=== Challenge ===
In the records that follow, locate every line with "held" and extract it.
[start of Recorded data]
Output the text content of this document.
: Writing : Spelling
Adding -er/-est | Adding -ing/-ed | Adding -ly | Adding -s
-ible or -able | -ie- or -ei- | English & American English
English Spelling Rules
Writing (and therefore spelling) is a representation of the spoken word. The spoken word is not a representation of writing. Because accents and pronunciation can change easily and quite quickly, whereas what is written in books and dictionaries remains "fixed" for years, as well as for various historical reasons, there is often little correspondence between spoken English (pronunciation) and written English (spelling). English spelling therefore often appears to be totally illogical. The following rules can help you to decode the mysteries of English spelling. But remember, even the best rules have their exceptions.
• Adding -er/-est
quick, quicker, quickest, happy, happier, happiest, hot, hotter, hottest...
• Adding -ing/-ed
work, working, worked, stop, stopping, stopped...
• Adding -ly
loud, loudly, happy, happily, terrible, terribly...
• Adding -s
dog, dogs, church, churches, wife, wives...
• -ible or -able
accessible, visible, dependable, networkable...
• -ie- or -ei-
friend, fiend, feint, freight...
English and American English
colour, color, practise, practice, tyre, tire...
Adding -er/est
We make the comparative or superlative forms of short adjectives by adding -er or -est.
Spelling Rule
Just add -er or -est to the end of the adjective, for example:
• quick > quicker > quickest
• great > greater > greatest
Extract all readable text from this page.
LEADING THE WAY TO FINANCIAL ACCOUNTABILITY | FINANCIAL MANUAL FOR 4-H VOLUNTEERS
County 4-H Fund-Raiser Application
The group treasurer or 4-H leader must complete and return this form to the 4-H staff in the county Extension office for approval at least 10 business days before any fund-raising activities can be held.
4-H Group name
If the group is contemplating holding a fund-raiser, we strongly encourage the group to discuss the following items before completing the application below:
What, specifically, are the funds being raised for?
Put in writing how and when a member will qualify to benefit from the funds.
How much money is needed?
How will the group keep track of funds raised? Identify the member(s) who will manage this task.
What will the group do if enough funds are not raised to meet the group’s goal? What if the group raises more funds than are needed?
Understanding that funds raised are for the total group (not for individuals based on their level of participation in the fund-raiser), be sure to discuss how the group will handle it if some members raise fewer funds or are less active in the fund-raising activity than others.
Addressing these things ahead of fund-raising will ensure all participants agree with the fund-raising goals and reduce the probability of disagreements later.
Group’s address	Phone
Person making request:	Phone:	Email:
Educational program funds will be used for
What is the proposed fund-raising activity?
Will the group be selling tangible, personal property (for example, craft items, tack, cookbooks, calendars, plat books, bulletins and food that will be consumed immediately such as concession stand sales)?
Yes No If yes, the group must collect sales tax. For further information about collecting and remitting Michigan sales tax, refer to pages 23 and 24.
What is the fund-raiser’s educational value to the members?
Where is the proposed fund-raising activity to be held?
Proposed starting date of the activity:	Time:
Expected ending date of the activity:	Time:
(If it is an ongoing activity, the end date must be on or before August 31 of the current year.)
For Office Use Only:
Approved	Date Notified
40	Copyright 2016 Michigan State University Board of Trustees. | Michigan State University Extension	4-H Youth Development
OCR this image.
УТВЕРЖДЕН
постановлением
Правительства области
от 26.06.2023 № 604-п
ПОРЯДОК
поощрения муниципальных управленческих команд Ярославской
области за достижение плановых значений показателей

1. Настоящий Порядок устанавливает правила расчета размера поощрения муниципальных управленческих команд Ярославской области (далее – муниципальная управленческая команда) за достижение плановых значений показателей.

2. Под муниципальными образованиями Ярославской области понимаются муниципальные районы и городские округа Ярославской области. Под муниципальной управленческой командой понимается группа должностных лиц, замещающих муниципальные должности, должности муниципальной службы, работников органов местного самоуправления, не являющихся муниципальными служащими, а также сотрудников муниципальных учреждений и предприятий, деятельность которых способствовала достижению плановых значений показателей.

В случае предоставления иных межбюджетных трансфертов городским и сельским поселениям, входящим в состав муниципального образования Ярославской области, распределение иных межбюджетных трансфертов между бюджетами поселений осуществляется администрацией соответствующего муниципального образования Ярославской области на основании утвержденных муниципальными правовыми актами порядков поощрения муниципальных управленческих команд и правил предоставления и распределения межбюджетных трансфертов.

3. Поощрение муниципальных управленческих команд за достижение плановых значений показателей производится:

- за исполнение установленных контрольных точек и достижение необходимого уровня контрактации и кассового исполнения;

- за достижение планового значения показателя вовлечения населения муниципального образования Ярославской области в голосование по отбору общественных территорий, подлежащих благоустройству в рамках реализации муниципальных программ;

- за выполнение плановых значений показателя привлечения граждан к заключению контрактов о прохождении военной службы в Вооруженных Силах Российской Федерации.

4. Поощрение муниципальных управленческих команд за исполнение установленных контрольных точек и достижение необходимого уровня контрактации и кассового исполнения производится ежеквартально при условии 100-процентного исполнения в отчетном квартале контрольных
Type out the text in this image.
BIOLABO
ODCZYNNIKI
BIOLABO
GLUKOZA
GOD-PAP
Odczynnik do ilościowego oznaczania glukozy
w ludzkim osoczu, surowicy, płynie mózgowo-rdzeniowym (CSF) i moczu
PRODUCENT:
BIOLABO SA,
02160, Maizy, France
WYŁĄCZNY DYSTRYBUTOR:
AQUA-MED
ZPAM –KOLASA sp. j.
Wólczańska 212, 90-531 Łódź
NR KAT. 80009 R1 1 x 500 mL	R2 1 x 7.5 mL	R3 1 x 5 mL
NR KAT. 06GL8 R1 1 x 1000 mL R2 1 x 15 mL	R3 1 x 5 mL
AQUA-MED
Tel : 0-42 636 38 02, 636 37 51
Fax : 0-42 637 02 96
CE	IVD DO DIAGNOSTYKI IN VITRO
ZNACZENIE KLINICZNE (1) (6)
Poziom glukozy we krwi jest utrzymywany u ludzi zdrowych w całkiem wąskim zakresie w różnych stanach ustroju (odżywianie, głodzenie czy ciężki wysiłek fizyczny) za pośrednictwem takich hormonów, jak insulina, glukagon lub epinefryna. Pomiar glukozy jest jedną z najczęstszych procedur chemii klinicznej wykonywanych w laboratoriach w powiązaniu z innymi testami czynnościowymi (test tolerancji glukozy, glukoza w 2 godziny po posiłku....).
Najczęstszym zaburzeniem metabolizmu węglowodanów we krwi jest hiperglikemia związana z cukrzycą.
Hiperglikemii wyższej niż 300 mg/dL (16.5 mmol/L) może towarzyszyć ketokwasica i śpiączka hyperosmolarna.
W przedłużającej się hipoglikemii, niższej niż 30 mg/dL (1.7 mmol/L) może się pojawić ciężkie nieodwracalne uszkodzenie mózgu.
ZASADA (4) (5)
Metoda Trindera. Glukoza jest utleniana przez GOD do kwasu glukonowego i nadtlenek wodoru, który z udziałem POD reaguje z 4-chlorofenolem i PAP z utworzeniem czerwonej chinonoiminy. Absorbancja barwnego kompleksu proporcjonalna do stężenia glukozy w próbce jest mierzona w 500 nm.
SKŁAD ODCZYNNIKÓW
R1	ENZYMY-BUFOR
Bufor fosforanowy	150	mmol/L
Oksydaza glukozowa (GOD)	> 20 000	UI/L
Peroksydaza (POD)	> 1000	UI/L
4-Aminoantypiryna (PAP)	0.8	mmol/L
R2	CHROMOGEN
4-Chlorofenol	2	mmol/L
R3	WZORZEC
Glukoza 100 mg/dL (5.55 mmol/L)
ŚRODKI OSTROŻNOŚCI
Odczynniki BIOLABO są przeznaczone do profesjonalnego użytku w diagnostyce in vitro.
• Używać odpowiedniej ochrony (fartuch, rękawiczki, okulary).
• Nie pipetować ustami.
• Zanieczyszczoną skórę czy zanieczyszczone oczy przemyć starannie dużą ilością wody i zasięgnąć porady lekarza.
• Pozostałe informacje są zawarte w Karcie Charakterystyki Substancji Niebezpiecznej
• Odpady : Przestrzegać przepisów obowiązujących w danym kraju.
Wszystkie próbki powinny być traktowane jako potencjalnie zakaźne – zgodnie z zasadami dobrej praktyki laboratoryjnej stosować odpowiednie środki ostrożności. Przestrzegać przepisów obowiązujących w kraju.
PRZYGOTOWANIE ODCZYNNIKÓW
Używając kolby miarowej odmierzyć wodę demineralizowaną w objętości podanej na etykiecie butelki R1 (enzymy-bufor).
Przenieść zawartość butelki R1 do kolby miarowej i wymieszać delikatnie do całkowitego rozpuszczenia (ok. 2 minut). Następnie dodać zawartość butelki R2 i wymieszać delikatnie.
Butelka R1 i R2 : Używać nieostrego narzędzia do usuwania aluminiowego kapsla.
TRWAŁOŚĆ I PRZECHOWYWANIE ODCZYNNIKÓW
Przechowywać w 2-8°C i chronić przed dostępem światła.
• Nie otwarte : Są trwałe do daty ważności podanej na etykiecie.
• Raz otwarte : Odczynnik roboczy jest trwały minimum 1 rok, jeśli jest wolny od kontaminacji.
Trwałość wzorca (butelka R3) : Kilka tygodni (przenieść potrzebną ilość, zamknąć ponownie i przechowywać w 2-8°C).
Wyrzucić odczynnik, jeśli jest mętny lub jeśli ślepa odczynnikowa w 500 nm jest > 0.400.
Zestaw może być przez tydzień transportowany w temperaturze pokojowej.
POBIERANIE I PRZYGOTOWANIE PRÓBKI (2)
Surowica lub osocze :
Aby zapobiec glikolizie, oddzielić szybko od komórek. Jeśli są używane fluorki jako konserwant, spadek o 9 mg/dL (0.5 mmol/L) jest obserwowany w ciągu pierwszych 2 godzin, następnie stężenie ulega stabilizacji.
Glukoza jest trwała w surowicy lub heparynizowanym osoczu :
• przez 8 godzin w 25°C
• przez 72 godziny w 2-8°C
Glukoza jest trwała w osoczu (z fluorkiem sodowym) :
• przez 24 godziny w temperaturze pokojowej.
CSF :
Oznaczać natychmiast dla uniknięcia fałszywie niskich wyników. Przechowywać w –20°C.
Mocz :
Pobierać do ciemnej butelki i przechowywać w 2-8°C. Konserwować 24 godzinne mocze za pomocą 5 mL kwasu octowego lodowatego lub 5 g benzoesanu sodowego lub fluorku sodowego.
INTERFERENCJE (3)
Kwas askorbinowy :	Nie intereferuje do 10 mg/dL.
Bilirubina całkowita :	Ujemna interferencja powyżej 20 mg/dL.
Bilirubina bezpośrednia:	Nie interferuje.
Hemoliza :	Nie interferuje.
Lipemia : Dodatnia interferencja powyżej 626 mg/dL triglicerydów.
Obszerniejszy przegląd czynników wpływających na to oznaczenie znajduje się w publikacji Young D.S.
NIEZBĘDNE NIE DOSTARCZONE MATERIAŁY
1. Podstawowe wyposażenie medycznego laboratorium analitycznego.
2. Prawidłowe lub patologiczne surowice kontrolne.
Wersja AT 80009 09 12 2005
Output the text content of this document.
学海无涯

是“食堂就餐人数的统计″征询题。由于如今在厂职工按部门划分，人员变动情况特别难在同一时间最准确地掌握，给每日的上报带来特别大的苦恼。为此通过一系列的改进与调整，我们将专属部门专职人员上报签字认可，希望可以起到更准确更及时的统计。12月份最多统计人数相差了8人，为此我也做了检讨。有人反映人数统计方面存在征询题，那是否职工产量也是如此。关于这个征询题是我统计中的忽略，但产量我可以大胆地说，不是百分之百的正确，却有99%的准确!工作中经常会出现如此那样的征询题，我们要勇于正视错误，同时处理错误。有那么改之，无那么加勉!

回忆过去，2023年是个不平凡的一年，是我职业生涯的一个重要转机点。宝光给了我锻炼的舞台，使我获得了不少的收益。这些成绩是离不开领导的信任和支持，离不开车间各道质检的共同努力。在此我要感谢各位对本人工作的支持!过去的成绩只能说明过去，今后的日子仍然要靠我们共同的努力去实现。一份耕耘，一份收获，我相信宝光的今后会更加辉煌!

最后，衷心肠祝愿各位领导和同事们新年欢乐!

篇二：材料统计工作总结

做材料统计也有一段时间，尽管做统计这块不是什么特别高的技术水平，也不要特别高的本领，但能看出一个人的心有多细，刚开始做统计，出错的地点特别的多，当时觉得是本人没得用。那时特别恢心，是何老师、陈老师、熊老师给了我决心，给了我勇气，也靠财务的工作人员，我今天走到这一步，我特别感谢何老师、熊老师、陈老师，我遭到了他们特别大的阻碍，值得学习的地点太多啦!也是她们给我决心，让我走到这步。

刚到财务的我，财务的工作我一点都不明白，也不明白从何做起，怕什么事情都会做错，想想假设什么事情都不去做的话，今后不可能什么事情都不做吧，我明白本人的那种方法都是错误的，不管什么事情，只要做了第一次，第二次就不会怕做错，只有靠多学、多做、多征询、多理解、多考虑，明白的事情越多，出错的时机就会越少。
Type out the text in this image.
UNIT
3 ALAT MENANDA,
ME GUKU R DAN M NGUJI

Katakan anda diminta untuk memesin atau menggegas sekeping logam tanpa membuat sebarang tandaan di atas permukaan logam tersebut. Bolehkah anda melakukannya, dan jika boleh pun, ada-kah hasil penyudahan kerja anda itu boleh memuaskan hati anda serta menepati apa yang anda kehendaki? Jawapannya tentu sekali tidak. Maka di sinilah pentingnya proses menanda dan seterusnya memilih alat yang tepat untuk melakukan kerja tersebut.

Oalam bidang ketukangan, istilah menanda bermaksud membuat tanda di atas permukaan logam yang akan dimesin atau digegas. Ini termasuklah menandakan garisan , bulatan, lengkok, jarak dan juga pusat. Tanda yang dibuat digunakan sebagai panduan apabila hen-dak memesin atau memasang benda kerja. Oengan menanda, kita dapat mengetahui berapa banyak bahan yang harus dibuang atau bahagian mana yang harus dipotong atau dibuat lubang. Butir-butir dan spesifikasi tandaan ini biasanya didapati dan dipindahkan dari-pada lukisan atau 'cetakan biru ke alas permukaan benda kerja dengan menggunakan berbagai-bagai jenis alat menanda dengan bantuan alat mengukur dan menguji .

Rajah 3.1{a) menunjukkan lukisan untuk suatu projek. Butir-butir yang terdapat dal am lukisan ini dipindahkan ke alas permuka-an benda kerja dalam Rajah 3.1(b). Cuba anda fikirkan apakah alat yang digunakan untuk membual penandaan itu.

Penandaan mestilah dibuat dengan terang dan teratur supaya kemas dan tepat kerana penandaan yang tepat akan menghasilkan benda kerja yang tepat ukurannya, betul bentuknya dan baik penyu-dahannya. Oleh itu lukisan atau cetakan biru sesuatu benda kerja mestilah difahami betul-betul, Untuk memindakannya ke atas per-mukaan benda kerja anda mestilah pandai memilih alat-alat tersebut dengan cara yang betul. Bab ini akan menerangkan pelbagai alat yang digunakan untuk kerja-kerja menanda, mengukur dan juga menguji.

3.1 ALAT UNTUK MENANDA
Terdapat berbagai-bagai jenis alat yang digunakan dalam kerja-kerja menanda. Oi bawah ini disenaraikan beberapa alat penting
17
[end of Recorded data]
=== The result ===
The group treasurer or 4-H leader must complete and return this form to the 4-H staff in the county Extension office for approval at least 10 business days before any fund-raising activities can be held.
Where is the proposed fund-raising activity to be held?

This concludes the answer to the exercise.